# Exercise aim
Below are records; work out how many of their lines contain "this" and give only that number.
>> Start
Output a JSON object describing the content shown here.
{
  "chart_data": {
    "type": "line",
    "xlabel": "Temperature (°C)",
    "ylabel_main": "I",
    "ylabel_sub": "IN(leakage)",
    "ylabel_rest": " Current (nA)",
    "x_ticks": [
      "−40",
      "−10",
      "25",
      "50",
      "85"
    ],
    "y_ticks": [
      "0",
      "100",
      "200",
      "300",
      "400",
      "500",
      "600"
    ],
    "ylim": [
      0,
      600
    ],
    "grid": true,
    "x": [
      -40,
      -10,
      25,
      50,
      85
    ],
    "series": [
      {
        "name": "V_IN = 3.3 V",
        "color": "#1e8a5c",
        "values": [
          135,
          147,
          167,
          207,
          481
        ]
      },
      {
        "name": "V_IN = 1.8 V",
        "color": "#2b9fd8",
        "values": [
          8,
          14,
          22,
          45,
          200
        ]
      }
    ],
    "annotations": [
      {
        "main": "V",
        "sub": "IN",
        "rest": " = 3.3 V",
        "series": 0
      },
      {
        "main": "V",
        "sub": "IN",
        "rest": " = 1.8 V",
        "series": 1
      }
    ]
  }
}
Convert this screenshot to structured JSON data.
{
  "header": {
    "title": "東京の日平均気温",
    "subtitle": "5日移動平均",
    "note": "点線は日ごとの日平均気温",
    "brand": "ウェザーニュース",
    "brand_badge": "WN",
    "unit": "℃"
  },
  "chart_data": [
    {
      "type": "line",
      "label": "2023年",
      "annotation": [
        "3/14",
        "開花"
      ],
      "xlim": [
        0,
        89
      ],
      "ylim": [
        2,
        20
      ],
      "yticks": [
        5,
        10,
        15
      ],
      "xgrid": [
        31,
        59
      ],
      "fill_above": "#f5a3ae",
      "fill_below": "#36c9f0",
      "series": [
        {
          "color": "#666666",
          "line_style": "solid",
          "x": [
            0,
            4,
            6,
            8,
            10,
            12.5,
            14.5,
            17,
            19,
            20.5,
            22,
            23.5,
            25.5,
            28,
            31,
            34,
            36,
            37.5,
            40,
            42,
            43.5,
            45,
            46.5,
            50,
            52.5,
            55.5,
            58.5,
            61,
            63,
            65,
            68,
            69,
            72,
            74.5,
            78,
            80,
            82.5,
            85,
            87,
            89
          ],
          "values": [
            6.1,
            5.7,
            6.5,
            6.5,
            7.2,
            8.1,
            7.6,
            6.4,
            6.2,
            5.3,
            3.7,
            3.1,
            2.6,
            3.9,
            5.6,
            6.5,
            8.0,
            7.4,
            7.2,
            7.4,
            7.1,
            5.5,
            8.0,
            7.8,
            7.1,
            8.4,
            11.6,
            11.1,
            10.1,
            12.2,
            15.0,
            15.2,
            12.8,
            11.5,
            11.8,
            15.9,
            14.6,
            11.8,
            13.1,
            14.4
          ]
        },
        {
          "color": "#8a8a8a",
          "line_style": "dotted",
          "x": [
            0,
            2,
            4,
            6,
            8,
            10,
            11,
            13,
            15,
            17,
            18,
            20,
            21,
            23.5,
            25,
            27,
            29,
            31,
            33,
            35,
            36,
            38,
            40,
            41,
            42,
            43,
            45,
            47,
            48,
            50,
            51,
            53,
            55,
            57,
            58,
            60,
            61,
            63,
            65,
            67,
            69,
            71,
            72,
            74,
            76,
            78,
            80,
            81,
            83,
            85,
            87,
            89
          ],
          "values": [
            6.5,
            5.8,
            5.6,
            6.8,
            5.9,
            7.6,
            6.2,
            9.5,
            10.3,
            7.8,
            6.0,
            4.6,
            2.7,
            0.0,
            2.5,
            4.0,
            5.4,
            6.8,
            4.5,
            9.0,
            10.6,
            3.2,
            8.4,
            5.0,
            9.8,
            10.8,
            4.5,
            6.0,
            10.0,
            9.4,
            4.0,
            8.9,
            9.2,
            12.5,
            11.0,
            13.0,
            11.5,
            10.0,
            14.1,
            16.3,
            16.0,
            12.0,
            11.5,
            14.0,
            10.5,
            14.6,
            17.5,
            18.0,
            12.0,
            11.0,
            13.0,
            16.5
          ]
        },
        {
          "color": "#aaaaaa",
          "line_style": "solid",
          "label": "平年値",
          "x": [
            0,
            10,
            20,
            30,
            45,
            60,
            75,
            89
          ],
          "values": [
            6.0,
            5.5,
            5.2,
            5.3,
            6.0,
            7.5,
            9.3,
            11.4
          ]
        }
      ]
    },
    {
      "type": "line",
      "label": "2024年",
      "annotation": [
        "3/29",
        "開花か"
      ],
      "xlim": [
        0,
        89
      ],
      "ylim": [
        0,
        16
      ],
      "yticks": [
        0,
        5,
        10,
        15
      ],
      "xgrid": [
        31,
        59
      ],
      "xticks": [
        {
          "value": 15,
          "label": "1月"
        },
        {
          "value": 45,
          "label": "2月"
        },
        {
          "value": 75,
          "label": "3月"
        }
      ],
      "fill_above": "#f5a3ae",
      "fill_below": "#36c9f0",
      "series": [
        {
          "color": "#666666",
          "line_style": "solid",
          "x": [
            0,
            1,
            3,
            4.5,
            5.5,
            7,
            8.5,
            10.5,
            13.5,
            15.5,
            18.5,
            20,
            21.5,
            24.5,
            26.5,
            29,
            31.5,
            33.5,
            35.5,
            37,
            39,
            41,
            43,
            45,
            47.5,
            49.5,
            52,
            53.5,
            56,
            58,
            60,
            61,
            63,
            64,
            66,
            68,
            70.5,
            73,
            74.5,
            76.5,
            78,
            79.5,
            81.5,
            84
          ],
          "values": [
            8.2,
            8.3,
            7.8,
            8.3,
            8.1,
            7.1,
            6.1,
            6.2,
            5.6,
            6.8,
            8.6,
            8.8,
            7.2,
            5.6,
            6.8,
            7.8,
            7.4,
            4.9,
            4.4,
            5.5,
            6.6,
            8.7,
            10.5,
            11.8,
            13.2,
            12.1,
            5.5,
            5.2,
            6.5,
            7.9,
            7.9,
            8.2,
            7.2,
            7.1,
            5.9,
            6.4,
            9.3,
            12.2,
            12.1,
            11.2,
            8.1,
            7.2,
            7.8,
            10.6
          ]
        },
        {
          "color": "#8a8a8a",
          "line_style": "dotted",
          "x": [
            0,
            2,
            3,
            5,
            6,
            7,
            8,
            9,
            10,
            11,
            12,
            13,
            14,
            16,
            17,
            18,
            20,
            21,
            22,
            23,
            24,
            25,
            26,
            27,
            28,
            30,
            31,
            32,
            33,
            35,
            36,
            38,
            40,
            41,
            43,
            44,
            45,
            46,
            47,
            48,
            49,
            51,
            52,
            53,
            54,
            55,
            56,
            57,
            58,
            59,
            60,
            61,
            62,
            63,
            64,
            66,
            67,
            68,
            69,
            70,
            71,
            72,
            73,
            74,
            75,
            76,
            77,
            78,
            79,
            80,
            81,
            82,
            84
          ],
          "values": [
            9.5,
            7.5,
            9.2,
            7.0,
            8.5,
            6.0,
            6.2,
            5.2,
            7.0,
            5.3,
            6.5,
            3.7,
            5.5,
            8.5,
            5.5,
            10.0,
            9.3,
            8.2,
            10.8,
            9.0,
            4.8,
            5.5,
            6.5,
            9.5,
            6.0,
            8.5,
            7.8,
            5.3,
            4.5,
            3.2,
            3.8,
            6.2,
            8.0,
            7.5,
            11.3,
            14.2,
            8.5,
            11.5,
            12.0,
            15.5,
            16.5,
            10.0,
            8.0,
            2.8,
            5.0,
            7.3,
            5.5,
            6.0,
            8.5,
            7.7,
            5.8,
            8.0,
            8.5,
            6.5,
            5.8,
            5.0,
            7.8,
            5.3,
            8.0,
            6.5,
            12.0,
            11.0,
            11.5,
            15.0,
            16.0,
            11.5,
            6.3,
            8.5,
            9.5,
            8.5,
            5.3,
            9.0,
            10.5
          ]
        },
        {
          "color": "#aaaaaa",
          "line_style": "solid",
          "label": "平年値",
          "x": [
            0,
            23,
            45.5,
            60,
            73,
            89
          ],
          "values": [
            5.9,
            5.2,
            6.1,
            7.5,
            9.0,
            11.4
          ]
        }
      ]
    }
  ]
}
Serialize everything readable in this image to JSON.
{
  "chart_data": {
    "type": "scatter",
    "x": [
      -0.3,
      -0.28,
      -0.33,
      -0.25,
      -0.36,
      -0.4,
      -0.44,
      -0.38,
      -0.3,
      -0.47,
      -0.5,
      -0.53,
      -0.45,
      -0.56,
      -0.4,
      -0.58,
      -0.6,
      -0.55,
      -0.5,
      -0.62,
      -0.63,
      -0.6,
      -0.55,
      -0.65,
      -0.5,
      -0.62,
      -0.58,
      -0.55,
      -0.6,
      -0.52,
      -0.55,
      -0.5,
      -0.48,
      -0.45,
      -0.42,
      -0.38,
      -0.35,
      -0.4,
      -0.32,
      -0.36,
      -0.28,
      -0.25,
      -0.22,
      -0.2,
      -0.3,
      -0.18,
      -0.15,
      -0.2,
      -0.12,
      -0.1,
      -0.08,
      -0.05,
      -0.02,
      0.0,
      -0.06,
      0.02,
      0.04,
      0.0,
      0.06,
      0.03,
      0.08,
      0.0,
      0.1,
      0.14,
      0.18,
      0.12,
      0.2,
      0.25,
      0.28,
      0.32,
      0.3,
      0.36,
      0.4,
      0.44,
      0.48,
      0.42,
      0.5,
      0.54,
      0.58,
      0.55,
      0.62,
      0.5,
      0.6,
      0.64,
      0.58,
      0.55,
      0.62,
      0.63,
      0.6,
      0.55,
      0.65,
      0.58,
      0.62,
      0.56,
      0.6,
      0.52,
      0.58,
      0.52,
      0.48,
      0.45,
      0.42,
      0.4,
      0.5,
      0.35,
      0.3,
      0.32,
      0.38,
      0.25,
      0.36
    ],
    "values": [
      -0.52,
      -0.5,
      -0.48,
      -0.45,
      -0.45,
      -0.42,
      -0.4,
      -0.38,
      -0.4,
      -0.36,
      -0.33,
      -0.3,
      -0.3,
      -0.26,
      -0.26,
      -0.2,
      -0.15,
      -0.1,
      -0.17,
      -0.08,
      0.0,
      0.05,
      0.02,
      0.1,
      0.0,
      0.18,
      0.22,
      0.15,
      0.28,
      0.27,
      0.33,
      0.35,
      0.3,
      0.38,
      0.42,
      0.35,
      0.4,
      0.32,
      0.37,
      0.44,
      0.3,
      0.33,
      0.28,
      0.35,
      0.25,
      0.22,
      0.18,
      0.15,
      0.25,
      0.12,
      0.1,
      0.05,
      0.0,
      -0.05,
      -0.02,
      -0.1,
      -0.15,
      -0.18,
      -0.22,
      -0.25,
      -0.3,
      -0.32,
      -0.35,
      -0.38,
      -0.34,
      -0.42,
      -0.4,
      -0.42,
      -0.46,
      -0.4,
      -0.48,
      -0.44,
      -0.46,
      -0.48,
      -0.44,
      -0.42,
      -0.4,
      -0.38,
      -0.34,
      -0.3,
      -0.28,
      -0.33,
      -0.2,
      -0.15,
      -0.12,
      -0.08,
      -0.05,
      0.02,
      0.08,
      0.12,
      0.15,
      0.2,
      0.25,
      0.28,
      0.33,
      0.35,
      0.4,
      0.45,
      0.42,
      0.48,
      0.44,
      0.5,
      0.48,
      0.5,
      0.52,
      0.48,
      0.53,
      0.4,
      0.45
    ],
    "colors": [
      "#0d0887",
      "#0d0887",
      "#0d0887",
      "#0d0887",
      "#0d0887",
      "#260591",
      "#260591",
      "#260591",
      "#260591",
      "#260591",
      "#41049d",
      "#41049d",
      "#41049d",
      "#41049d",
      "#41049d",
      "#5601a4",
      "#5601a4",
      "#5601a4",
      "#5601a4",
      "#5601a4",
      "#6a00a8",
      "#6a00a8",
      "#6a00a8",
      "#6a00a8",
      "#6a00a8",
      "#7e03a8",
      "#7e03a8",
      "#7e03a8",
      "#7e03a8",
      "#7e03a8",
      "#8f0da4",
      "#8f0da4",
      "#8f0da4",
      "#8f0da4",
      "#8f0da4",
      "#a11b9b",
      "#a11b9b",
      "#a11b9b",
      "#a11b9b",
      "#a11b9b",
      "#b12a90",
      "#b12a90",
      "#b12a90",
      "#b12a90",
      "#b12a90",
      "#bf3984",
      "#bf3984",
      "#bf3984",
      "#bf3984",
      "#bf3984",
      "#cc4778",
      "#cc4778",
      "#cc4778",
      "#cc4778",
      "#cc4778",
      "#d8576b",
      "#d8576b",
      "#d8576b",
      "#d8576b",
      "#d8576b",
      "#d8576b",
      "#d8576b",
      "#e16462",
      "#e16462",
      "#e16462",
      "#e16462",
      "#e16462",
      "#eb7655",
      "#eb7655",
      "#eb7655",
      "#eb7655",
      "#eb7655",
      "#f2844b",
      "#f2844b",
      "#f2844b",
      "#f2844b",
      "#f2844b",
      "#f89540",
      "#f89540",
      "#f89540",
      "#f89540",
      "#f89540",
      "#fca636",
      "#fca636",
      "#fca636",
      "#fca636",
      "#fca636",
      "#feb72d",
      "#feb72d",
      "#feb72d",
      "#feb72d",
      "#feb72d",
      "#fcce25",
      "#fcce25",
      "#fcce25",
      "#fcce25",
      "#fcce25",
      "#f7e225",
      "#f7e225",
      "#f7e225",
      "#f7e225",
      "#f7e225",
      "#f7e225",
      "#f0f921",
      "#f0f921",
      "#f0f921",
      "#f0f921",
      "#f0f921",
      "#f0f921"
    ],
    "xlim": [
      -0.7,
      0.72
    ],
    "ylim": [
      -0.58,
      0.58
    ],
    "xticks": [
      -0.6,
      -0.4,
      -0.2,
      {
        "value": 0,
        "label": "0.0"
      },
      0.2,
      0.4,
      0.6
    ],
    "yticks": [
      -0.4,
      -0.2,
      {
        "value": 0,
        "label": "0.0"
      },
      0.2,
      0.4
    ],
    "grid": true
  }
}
>> End
# Task result
2